>> BEGIN

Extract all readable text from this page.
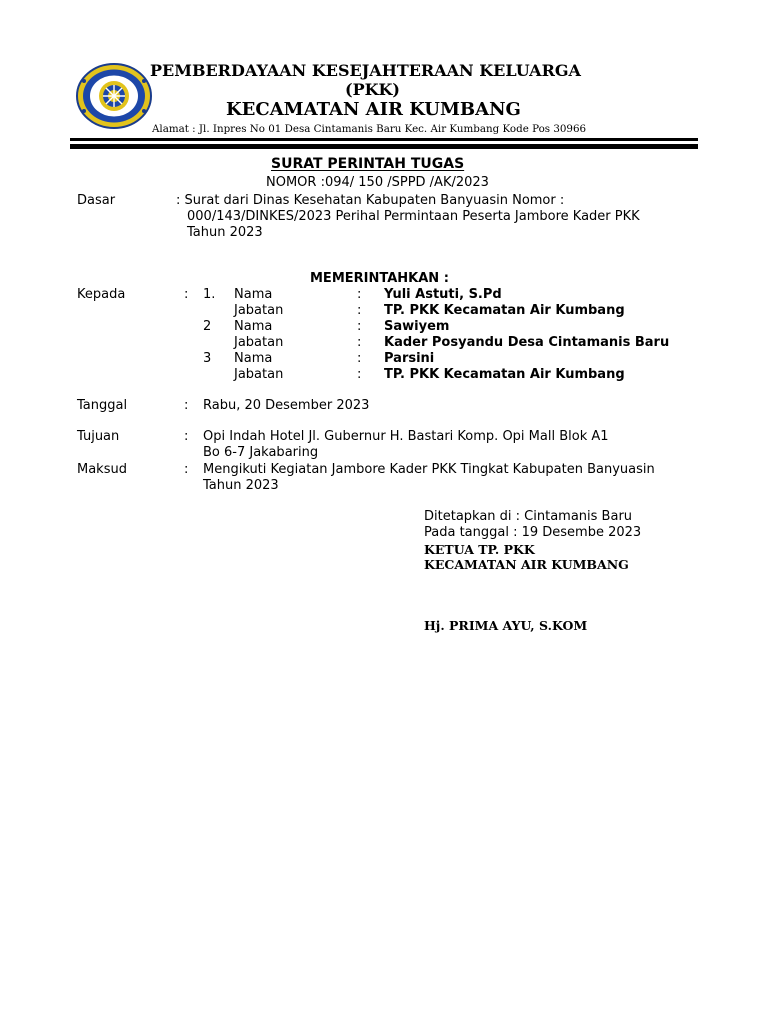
PEMBERDAYAAN KESEJAHTERAAN KELUARGA
(PKK)
KECAMATAN AIR KUMBANG
Alamat : Jl. Inpres No 01 Desa Cintamanis Baru Kec. Air Kumbang Kode Pos 30966
SURAT PERINTAH TUGAS
NOMOR :094/ 150 /SPPD /AK/2023
Dasar	: Surat dari Dinas Kesehatan Kabupaten Banyuasin Nomor :
000/143/DINKES/2023 Perihal Permintaan Peserta Jambore Kader PKK
Tahun 2023
MEMERINTAHKAN :
Kepada	: 1. Nama	: Yuli Astuti, S.Pd
Jabatan	: TP. PKK Kecamatan Air Kumbang
2 Nama	: Sawiyem
Jabatan	: Kader Posyandu Desa Cintamanis Baru
3 Nama	: Parsini
Jabatan	: TP. PKK Kecamatan Air Kumbang
Tanggal	: Rabu, 20 Desember 2023
Tujuan	: Opi Indah Hotel Jl. Gubernur H. Bastari Komp. Opi Mall Blok A1
Bo 6-7 Jakabaring
Maksud	: Mengikuti Kegiatan Jambore Kader PKK Tingkat Kabupaten Banyuasin
Tahun 2023
Ditetapkan di : Cintamanis Baru
Pada tanggal : 19 Desembe 2023
KETUA TP. PKK
KECAMATAN AIR KUMBANG
Hj. PRIMA AYU, S.KOM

>> END

> [What the task asks] Repeat all of the records verbatim, leaving out the pictures.

> [Exercise response]
Extract all readable text from this page.
PEMBERDAYAAN KESEJAHTERAAN KELUARGA
(PKK)
KECAMATAN AIR KUMBANG
Alamat : Jl. Inpres No 01 Desa Cintamanis Baru Kec. Air Kumbang Kode Pos 30966
SURAT PERINTAH TUGAS
NOMOR :094/ 150 /SPPD /AK/2023
Dasar	: Surat dari Dinas Kesehatan Kabupaten Banyuasin Nomor :
000/143/DINKES/2023 Perihal Permintaan Peserta Jambore Kader PKK
Tahun 2023
MEMERINTAHKAN :
Kepada	: 1. Nama	: Yuli Astuti, S.Pd
Jabatan	: TP. PKK Kecamatan Air Kumbang
2 Nama	: Sawiyem
Jabatan	: Kader Posyandu Desa Cintamanis Baru
3 Nama	: Parsini
Jabatan	: TP. PKK Kecamatan Air Kumbang
Tanggal	: Rabu, 20 Desember 2023
Tujuan	: Opi Indah Hotel Jl. Gubernur H. Bastari Komp. Opi Mall Blok A1
Bo 6-7 Jakabaring
Maksud	: Mengikuti Kegiatan Jambore Kader PKK Tingkat Kabupaten Banyuasin
Tahun 2023
Ditetapkan di : Cintamanis Baru
Pada tanggal : 19 Desembe 2023
KETUA TP. PKK
KECAMATAN AIR KUMBANG
Hj. PRIMA AYU, S.KOM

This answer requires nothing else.